>> Begin Input data
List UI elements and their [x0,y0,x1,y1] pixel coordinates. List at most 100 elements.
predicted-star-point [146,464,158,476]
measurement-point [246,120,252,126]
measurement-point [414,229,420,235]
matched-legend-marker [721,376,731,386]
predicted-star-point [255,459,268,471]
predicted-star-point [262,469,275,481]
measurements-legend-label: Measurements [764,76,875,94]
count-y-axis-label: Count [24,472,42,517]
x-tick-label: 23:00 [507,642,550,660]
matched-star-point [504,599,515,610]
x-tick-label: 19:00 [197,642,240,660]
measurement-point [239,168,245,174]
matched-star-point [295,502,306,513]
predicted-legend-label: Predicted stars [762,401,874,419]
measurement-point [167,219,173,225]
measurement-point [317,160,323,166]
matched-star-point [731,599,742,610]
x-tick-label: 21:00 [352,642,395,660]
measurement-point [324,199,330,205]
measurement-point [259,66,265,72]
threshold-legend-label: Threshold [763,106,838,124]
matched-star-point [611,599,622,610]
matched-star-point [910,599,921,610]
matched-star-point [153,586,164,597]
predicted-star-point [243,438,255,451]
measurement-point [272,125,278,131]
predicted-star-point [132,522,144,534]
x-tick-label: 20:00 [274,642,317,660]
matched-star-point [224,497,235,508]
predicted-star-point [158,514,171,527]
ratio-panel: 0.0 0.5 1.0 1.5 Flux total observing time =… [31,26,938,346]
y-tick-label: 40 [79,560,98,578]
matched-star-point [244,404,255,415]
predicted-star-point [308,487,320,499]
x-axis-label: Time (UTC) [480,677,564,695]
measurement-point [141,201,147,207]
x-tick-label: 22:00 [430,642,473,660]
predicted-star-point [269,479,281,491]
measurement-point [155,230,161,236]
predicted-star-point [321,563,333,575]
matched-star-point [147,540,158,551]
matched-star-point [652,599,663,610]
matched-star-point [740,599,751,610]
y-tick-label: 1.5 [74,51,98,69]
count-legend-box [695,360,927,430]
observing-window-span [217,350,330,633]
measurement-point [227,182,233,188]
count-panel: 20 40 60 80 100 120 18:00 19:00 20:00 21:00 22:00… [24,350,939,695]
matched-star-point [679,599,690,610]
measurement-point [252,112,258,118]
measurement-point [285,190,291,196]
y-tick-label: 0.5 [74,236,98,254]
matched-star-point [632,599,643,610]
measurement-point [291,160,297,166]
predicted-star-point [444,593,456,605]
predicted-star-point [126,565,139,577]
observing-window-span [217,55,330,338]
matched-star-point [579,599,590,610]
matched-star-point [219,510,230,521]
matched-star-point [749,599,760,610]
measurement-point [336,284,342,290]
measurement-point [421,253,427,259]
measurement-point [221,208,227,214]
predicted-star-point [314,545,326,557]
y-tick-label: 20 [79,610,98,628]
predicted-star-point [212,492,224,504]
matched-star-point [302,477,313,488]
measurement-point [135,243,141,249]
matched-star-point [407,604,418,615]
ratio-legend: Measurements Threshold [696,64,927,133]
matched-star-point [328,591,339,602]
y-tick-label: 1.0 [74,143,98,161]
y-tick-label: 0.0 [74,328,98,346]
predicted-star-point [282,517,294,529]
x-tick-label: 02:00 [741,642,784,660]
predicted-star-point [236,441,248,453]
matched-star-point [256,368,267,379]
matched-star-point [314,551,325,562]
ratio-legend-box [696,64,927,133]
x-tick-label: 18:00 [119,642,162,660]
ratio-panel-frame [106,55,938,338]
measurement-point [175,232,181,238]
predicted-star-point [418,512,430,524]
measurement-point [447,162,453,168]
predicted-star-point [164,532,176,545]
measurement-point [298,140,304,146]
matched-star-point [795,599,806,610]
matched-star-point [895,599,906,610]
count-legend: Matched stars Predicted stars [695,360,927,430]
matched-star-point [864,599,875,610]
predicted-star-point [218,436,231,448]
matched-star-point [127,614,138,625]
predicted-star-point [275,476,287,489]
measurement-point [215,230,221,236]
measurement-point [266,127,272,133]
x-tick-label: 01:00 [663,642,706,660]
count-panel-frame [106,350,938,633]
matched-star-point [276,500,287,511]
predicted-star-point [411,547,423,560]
>> End Input data
>> Begin Input data
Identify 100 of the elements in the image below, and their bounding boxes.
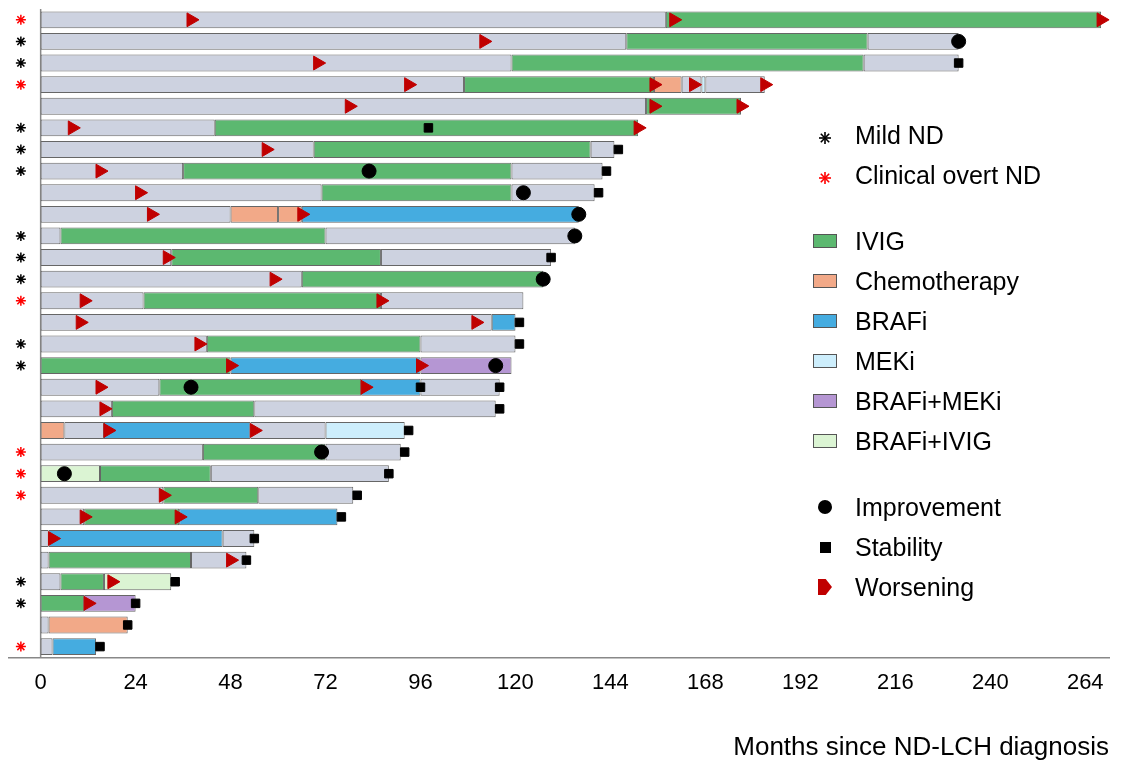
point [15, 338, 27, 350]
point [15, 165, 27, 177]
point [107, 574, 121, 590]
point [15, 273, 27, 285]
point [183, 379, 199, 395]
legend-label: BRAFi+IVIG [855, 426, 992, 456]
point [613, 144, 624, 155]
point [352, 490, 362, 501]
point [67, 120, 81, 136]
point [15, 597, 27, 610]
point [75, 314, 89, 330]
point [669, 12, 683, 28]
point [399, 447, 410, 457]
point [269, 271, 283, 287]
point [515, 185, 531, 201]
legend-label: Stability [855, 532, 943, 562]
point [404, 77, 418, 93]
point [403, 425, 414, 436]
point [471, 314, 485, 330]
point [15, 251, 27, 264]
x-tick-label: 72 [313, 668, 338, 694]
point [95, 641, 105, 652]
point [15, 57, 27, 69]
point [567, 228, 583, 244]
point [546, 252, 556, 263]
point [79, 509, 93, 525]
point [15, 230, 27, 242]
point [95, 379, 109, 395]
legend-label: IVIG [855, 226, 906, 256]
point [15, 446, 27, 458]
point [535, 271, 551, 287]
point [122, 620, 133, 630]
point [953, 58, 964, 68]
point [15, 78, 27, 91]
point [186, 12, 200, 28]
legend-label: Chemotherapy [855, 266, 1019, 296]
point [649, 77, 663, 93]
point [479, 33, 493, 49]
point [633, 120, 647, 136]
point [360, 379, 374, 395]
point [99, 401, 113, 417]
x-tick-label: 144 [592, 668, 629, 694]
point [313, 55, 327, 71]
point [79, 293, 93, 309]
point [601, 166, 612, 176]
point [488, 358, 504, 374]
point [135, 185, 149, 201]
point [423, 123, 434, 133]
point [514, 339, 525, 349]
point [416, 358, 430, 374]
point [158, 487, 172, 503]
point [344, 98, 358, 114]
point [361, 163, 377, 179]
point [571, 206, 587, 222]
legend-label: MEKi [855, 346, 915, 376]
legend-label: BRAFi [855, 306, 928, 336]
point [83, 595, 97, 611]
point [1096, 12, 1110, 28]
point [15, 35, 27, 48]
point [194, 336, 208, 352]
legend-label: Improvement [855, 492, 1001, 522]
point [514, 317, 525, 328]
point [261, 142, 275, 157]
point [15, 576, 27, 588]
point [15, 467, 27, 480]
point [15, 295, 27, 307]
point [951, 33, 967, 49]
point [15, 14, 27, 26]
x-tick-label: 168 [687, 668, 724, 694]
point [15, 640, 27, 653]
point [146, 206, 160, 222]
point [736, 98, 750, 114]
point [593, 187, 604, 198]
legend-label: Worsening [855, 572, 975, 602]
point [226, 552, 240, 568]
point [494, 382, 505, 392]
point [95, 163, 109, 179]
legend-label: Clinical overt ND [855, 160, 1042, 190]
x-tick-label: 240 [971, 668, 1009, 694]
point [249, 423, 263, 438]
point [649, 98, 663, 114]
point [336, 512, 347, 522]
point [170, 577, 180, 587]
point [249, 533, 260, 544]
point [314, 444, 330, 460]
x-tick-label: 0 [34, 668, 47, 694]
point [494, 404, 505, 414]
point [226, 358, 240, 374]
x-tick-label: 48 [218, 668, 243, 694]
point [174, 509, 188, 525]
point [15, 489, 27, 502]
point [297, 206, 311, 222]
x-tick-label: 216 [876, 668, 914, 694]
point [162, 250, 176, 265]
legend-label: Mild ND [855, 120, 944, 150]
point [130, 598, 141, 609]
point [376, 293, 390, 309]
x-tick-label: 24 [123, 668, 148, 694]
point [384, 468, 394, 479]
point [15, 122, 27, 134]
>> End Input data
*What is expected*
Reproduce the records verbatim, beginning with the line that contains "List UI elements" and ending after the line that contains "predicted-star-point [262,469,275,481]".

*Answer to this task*
List UI elements and their [x0,y0,x1,y1] pixel coordinates. List at most 100 elements.
predicted-star-point [146,464,158,476]
measurement-point [246,120,252,126]
measurement-point [414,229,420,235]
matched-legend-marker [721,376,731,386]
predicted-star-point [255,459,268,471]
predicted-star-point [262,469,275,481]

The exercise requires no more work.